(Textauszug):
☆ ☆ ☆

Was willst du den jetzt schon wieder mit vconfig?

Überlege erstmal was du genau willst und gebe dann nochmal Bescheid...

----------

## pieter_parker

geht das nicht ueber vconfig?

bei vmware frueher hatte ich vmnet1 bis ... am host, und ich habe ueber iptables geroutet

wie funktioniert das bei qemu-kvm? was genau muss ich tun um es genauso zumachen?

----------

## pieter_parker

wie funktioniert das mit kvm und dem netzwerk?

----------

## py-ro

Musst du gucken in Dokumentation oder hier:

http://qemu-buch.de/

Bye

Py

----------

## pieter_parker

hab ich die letzten tage schon gemacht

aber ein buch hilft mir da nicht viel weiter ... ich glaube was ich brauche ist wer der mir sagt die das funktionieren soll mit dem netzwerk bei kvm

----------

## py-ro

Da sind die kompletten Befehle aufgeführt... mit der jeweiligen Erklärung der Netzwerkmodi...

Hast du überhaupt mal reingeguckt?

☆ ☆ ☆

(Aufgaben):
1. Dupliziere den Forumsauszug zum KVM-Netzwerk vollständig und ohne jede Abweichung.
2. Bearbeite aus den Zeilen weiter unten nur den Abschnitt, der bei der Zeile mit „tree-item-label: Gemeinsame Ordner“ beginnt und bei der Zeile mit „first-page-icon [427, 200, 443, 222]“ endet. Setze darin „open-triangle-icon“ an die Stelle von „expanded-triangle-icon“ und gib die übrigen Zeilen des Abschnitts unverändert wieder.

(Einträge):
☆ ☆ ☆

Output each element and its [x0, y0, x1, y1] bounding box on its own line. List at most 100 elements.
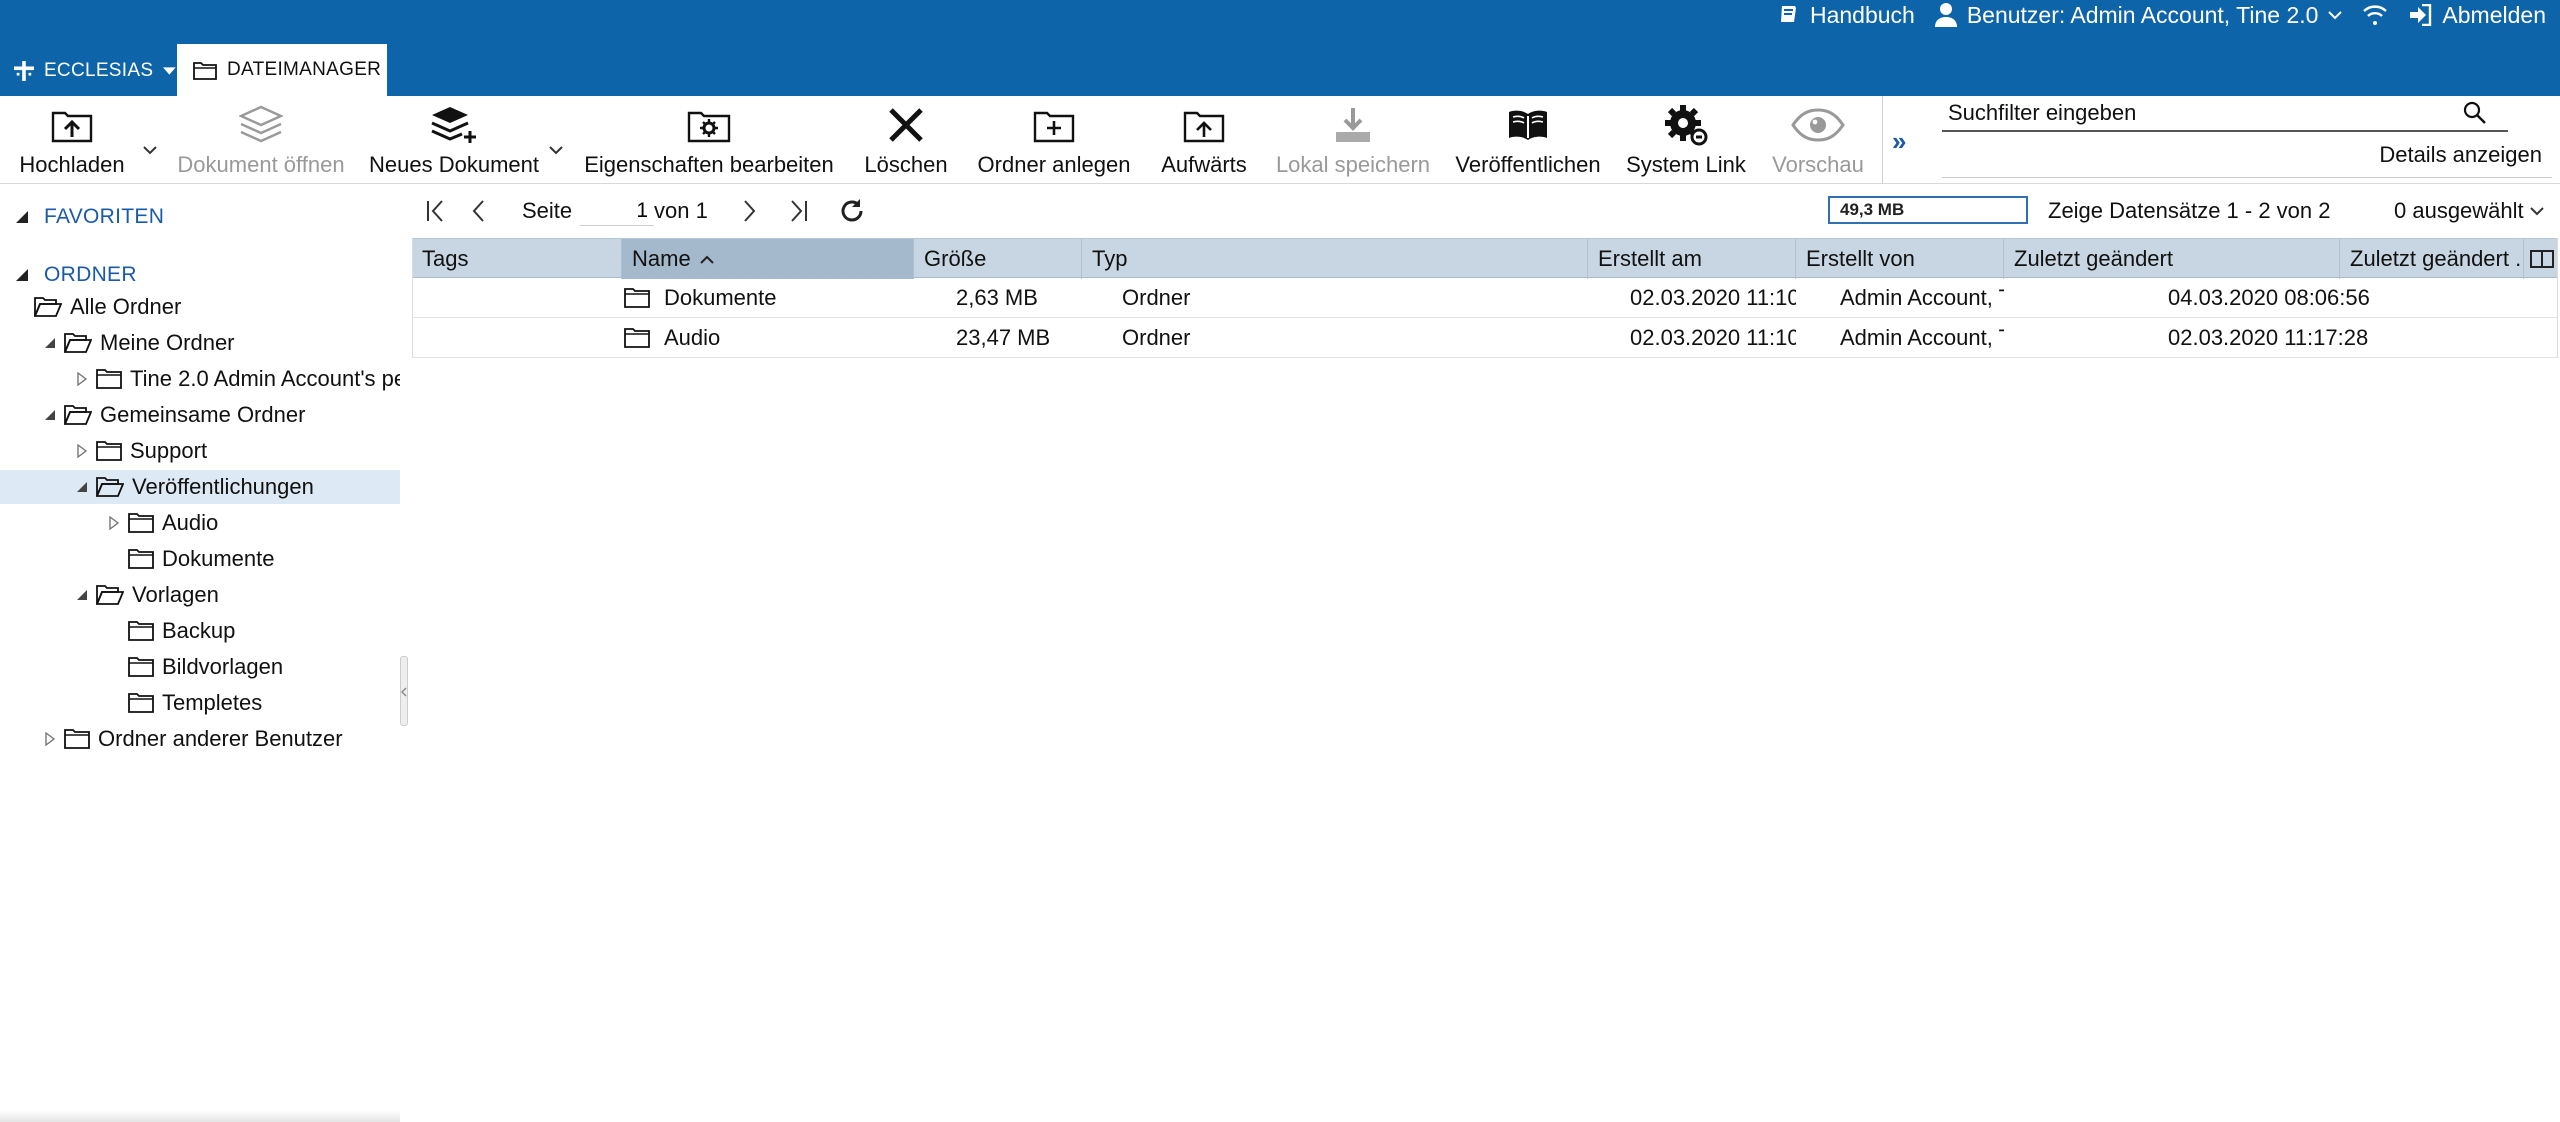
tree-item-label: Gemeinsame Ordner [100, 402, 306, 427]
expanded-triangle-icon[interactable] [72, 585, 92, 605]
tree-item-documents[interactable]: Dokumente [0, 542, 400, 576]
open-book-icon [1509, 110, 1547, 140]
column-type[interactable]: Typ [1082, 239, 1588, 279]
expanded-triangle-icon[interactable] [40, 333, 60, 353]
first-page-icon [427, 200, 443, 222]
user-menu[interactable]: Benutzer: Admin Account, Tine 2.0 [1934, 1, 2343, 29]
delete-button[interactable]: Löschen [858, 96, 954, 184]
panel-splitter[interactable] [400, 656, 408, 726]
handbook-label: Handbuch [1809, 1, 1915, 28]
tree-item-audio[interactable]: Audio [0, 506, 400, 540]
user-label: Benutzer: Admin Account, Tine 2.0 [1966, 1, 2319, 28]
first-page-button[interactable] [424, 186, 452, 236]
upload-folder-icon [51, 111, 93, 143]
publish-button[interactable]: Veröffentlichen [1454, 96, 1602, 184]
column-name[interactable]: Name [622, 239, 914, 279]
column-modified-by[interactable]: Zuletzt geändert ... [2340, 239, 2524, 279]
expanded-triangle-icon[interactable] [40, 405, 60, 425]
system-link-label: System Link [1626, 152, 1746, 177]
quota-indicator: 49,3 MB [1828, 196, 2028, 224]
details-link[interactable]: Details anzeigen [2379, 142, 2542, 168]
collapsed-triangle-icon[interactable] [104, 513, 124, 533]
tree-item-templates[interactable]: Vorlagen [0, 578, 400, 612]
toolbar-separator [1882, 96, 1883, 184]
upload-dropdown-icon[interactable] [140, 140, 160, 160]
collapsed-triangle-icon[interactable] [72, 441, 92, 461]
tab-file-manager[interactable]: DATEIMANAGER [177, 44, 387, 96]
tree-item-all-folders[interactable]: Alle Ordner [0, 290, 400, 324]
tree-item-my-folders[interactable]: Meine Ordner [0, 326, 400, 360]
tree-item-backup[interactable]: Backup [0, 614, 400, 648]
collapsed-triangle-icon[interactable] [40, 729, 60, 749]
page-number-input[interactable] [580, 196, 654, 226]
edit-properties-button[interactable]: Eigenschaften bearbeiten [582, 96, 836, 184]
chevron-down-icon [2328, 11, 2343, 20]
column-picker[interactable] [2524, 239, 2558, 279]
logout-link[interactable]: Abmelden [2408, 2, 2546, 29]
connection-status [2362, 5, 2388, 25]
expanded-triangle-icon[interactable] [12, 207, 32, 227]
row-created-on: 02.03.2020 11:10... [1630, 285, 1796, 310]
tree-item-label: Bildvorlagen [162, 654, 284, 679]
expanded-triangle-icon[interactable] [12, 265, 32, 285]
row-name: Audio [664, 325, 721, 350]
column-created-by[interactable]: Erstellt von [1796, 239, 2004, 279]
tree-item-personal-files[interactable]: Tine 2.0 Admin Account's personal files [0, 362, 400, 396]
column-name-label: Name [632, 246, 691, 271]
system-link-button[interactable]: System Link [1622, 96, 1750, 184]
tree-item-shared-folders[interactable]: Gemeinsame Ordner [0, 398, 400, 432]
row-created-on: 02.03.2020 11:10... [1630, 325, 1796, 350]
table-row[interactable]: Audio 23,47 MB Ordner 02.03.2020 11:10..… [412, 318, 2558, 358]
toolbar-overflow-icon[interactable]: » [1892, 126, 1906, 157]
tree-item-label: Support [130, 438, 208, 463]
up-button[interactable]: Aufwärts [1158, 96, 1250, 184]
row-modified-on: 04.03.2020 08:06:56 [2168, 285, 2370, 310]
refresh-button[interactable] [838, 186, 866, 236]
close-icon [889, 108, 923, 142]
new-document-button[interactable]: Neues Dokument [368, 96, 540, 184]
upload-button[interactable]: Hochladen [14, 96, 130, 184]
handbook-link[interactable]: Handbuch [1778, 2, 1915, 29]
selection-dropdown[interactable]: 0 ausgewählt [2394, 186, 2544, 236]
tree-item-publications[interactable]: Veröffentlichungen [0, 470, 400, 504]
expanded-triangle-icon[interactable] [72, 477, 92, 497]
save-local-button[interactable]: Lokal speichern [1274, 96, 1432, 184]
previous-page-button[interactable] [468, 186, 490, 236]
sort-ascending-icon [699, 255, 714, 264]
new-document-label: Neues Dokument [369, 152, 539, 177]
tree-item-label: Audio [162, 510, 219, 535]
create-folder-button[interactable]: Ordner anlegen [976, 96, 1132, 184]
favorites-label: FAVORITEN [44, 205, 165, 228]
divider [1942, 177, 2552, 178]
preview-button[interactable]: Vorschau [1768, 96, 1868, 184]
search-input[interactable] [1942, 100, 2462, 126]
next-page-button[interactable] [738, 186, 760, 236]
page-label: Seite [522, 198, 573, 223]
folder-icon [128, 621, 154, 641]
chevron-down-icon [2529, 207, 2544, 216]
column-modified-on[interactable]: Zuletzt geändert [2004, 239, 2340, 279]
app-switcher[interactable]: ECCLESIAS [0, 46, 176, 96]
column-created-on[interactable]: Erstellt am [1588, 239, 1796, 279]
open-document-button[interactable]: Dokument öffnen [176, 96, 346, 184]
column-size[interactable]: Größe [914, 239, 1082, 279]
row-created-by: Admin Account, T... [1840, 325, 2004, 350]
table-row[interactable]: Dokumente 2,63 MB Ordner 02.03.2020 11:1… [412, 278, 2558, 318]
tree-section-folders[interactable]: ORDNER [0, 258, 400, 292]
records-info: Zeige Datensätze 1 - 2 von 2 [2048, 198, 2331, 223]
tree-item-support[interactable]: Support [0, 434, 400, 468]
row-type: Ordner [1122, 285, 1191, 310]
tree-item-label: Meine Ordner [100, 330, 235, 355]
upload-label: Hochladen [19, 152, 125, 177]
last-page-button[interactable] [782, 186, 810, 236]
collapsed-triangle-icon[interactable] [72, 369, 92, 389]
column-tags[interactable]: Tags [412, 239, 622, 279]
tree-item-other-users-folders[interactable]: Ordner anderer Benutzer [0, 722, 400, 756]
search-icon[interactable] [2462, 100, 2488, 126]
tree-item-templetes[interactable]: Templetes [0, 686, 400, 720]
folder-open-icon [64, 333, 92, 353]
tree-section-favorites[interactable]: FAVORITEN [0, 200, 400, 234]
tree-item-image-templates[interactable]: Bildvorlagen [0, 650, 400, 684]
new-document-dropdown-icon[interactable] [546, 140, 566, 160]
layers-icon [239, 105, 283, 143]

☆ ☆ ☆

(Lösungen):
1.
Was willst du den jetzt schon wieder mit vconfig?

Überlege erstmal was du genau willst und gebe dann nochmal Bescheid...

----------

## pieter_parker

geht das nicht ueber vconfig?

bei vmware frueher hatte ich vmnet1 bis ... am host, und ich habe ueber iptables geroutet

wie funktioniert das bei qemu-kvm? was genau muss ich tun um es genauso zumachen?

----------

## pieter_parker

wie funktioniert das mit kvm und dem netzwerk?

----------

## py-ro

Musst du gucken in Dokumentation oder hier:

http://qemu-buch.de/

Bye

Py

----------

## pieter_parker

hab ich die letzten tage schon gemacht

aber ein buch hilft mir da nicht viel weiter ... ich glaube was ich brauche ist wer der mir sagt die das funktionieren soll mit dem netzwerk bei kvm

----------

## py-ro

Da sind die kompletten Befehle aufgeführt... mit der jeweiligen Erklärung der Netzwerkmodi...

Hast du überhaupt mal reingeguckt?

2.
tree-item-label: Gemeinsame Ordner [100, 402, 306, 427]
open-triangle-icon[interactable] [72, 585, 92, 605]
tree-item-documents[interactable]: Dokumente [0, 542, 400, 576]
open-book-icon [1509, 110, 1547, 140]
column-type[interactable]: Typ [1082, 239, 1588, 279]
open-triangle-icon[interactable] [40, 333, 60, 353]
first-page-icon [427, 200, 443, 222]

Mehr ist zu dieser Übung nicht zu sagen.